_WRITTEN EXERCISE:_
Give the material again in full, matching it exactly.

_PROVIDED RECORDS:_
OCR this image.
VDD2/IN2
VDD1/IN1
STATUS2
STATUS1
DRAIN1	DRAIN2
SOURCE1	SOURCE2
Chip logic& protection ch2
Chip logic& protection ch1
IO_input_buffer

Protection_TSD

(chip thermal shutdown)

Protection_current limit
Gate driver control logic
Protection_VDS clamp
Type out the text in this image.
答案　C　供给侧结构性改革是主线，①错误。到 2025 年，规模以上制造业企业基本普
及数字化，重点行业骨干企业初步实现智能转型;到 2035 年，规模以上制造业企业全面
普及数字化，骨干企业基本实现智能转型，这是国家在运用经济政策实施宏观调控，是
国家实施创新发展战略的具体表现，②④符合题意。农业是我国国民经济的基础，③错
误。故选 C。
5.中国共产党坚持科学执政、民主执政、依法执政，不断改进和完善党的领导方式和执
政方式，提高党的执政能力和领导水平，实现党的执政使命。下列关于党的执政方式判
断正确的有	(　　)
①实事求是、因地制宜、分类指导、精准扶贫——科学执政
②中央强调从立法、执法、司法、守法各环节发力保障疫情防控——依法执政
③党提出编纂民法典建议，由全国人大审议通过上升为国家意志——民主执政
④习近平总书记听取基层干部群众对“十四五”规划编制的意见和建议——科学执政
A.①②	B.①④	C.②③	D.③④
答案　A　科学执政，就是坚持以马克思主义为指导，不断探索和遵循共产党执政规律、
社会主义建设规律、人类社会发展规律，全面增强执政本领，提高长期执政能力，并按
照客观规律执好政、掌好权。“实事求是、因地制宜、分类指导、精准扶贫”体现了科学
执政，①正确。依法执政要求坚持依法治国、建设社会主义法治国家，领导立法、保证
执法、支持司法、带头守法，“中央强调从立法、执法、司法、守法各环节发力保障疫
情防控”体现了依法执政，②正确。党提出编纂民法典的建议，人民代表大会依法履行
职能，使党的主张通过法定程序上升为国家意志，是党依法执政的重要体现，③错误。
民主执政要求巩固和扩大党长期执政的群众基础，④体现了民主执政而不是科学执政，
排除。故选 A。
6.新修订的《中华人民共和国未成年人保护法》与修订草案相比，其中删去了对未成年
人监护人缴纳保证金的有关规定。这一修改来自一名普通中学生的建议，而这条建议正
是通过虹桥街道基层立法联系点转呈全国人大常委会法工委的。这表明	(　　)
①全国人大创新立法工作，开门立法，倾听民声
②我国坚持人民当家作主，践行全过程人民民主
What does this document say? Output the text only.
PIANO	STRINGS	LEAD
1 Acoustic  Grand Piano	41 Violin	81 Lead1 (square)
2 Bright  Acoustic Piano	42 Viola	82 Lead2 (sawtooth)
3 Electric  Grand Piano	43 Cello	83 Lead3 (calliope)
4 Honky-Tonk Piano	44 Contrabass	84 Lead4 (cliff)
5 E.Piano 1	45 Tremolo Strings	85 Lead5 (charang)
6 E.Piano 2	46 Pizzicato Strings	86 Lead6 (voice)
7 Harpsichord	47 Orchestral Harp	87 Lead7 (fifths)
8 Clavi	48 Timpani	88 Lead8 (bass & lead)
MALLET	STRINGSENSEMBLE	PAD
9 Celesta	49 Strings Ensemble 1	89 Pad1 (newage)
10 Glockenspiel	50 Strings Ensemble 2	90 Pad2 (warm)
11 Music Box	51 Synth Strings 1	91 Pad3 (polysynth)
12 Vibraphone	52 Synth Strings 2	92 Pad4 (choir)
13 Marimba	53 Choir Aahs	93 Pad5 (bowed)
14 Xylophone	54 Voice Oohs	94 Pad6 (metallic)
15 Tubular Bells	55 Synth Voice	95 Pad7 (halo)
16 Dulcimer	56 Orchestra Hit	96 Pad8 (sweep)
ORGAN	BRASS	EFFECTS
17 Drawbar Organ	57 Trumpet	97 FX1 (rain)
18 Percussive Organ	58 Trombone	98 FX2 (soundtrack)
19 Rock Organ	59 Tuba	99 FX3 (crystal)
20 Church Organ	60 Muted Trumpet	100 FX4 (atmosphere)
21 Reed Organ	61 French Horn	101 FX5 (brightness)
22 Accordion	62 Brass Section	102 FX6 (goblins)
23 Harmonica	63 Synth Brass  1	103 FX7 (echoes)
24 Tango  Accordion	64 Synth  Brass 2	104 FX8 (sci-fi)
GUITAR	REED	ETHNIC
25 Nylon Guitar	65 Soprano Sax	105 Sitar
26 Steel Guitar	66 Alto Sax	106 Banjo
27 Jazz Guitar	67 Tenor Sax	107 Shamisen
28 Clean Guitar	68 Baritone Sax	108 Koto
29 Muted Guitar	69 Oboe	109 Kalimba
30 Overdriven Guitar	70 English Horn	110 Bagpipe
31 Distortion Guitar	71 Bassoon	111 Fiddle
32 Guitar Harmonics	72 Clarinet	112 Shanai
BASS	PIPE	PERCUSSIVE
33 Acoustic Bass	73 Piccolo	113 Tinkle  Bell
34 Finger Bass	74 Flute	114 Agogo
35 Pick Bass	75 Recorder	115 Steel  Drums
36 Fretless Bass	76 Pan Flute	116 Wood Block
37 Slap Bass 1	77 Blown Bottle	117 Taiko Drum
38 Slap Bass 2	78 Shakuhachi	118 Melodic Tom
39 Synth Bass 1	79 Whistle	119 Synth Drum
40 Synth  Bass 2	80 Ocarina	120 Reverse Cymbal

_OUTPUT FOR THIS TASK:_
OCR this image.
VDD2/IN2
VDD1/IN1
STATUS2
STATUS1
DRAIN1	DRAIN2
SOURCE1	SOURCE2
Chip logic& protection ch2
Chip logic& protection ch1
IO_input_buffer

Protection_TSD

(chip thermal shutdown)

Protection_current limit
Gate driver control logic
Protection_VDS clamp
Type out the text in this image.
答案　C　供给侧结构性改革是主线，①错误。到 2025 年，规模以上制造业企业基本普
及数字化，重点行业骨干企业初步实现智能转型;到 2035 年，规模以上制造业企业全面
普及数字化，骨干企业基本实现智能转型，这是国家在运用经济政策实施宏观调控，是
国家实施创新发展战略的具体表现，②④符合题意。农业是我国国民经济的基础，③错
误。故选 C。
5.中国共产党坚持科学执政、民主执政、依法执政，不断改进和完善党的领导方式和执
政方式，提高党的执政能力和领导水平，实现党的执政使命。下列关于党的执政方式判
断正确的有	(　　)
①实事求是、因地制宜、分类指导、精准扶贫——科学执政
②中央强调从立法、执法、司法、守法各环节发力保障疫情防控——依法执政
③党提出编纂民法典建议，由全国人大审议通过上升为国家意志——民主执政
④习近平总书记听取基层干部群众对“十四五”规划编制的意见和建议——科学执政
A.①②	B.①④	C.②③	D.③④
答案　A　科学执政，就是坚持以马克思主义为指导，不断探索和遵循共产党执政规律、
社会主义建设规律、人类社会发展规律，全面增强执政本领，提高长期执政能力，并按
照客观规律执好政、掌好权。“实事求是、因地制宜、分类指导、精准扶贫”体现了科学
执政，①正确。依法执政要求坚持依法治国、建设社会主义法治国家，领导立法、保证
执法、支持司法、带头守法，“中央强调从立法、执法、司法、守法各环节发力保障疫
情防控”体现了依法执政，②正确。党提出编纂民法典的建议，人民代表大会依法履行
职能，使党的主张通过法定程序上升为国家意志，是党依法执政的重要体现，③错误。
民主执政要求巩固和扩大党长期执政的群众基础，④体现了民主执政而不是科学执政，
排除。故选 A。
6.新修订的《中华人民共和国未成年人保护法》与修订草案相比，其中删去了对未成年
人监护人缴纳保证金的有关规定。这一修改来自一名普通中学生的建议，而这条建议正
是通过虹桥街道基层立法联系点转呈全国人大常委会法工委的。这表明	(　　)
①全国人大创新立法工作，开门立法，倾听民声
②我国坚持人民当家作主，践行全过程人民民主
What does this document say? Output the text only.
PIANO	STRINGS	LEAD
1 Acoustic  Grand Piano	41 Violin	81 Lead1 (square)
2 Bright  Acoustic Piano	42 Viola	82 Lead2 (sawtooth)
3 Electric  Grand Piano	43 Cello	83 Lead3 (calliope)
4 Honky-Tonk Piano	44 Contrabass	84 Lead4 (cliff)
5 E.Piano 1	45 Tremolo Strings	85 Lead5 (charang)
6 E.Piano 2	46 Pizzicato Strings	86 Lead6 (voice)
7 Harpsichord	47 Orchestral Harp	87 Lead7 (fifths)
8 Clavi	48 Timpani	88 Lead8 (bass & lead)
MALLET	STRINGSENSEMBLE	PAD
9 Celesta	49 Strings Ensemble 1	89 Pad1 (newage)
10 Glockenspiel	50 Strings Ensemble 2	90 Pad2 (warm)
11 Music Box	51 Synth Strings 1	91 Pad3 (polysynth)
12 Vibraphone	52 Synth Strings 2	92 Pad4 (choir)
13 Marimba	53 Choir Aahs	93 Pad5 (bowed)
14 Xylophone	54 Voice Oohs	94 Pad6 (metallic)
15 Tubular Bells	55 Synth Voice	95 Pad7 (halo)
16 Dulcimer	56 Orchestra Hit	96 Pad8 (sweep)
ORGAN	BRASS	EFFECTS
17 Drawbar Organ	57 Trumpet	97 FX1 (rain)
18 Percussive Organ	58 Trombone	98 FX2 (soundtrack)
19 Rock Organ	59 Tuba	99 FX3 (crystal)
20 Church Organ	60 Muted Trumpet	100 FX4 (atmosphere)
21 Reed Organ	61 French Horn	101 FX5 (brightness)
22 Accordion	62 Brass Section	102 FX6 (goblins)
23 Harmonica	63 Synth Brass  1	103 FX7 (echoes)
24 Tango  Accordion	64 Synth  Brass 2	104 FX8 (sci-fi)
GUITAR	REED	ETHNIC
25 Nylon Guitar	65 Soprano Sax	105 Sitar
26 Steel Guitar	66 Alto Sax	106 Banjo
27 Jazz Guitar	67 Tenor Sax	107 Shamisen
28 Clean Guitar	68 Baritone Sax	108 Koto
29 Muted Guitar	69 Oboe	109 Kalimba
30 Overdriven Guitar	70 English Horn	110 Bagpipe
31 Distortion Guitar	71 Bassoon	111 Fiddle
32 Guitar Harmonics	72 Clarinet	112 Shanai
BASS	PIPE	PERCUSSIVE
33 Acoustic Bass	73 Piccolo	113 Tinkle  Bell
34 Finger Bass	74 Flute	114 Agogo
35 Pick Bass	75 Recorder	115 Steel  Drums
36 Fretless Bass	76 Pan Flute	116 Wood Block
37 Slap Bass 1	77 Blown Bottle	117 Taiko Drum
38 Slap Bass 2	78 Shakuhachi	118 Melodic Tom
39 Synth Bass 1	79 Whistle	119 Synth Drum
40 Synth  Bass 2	80 Ocarina	120 Reverse Cymbal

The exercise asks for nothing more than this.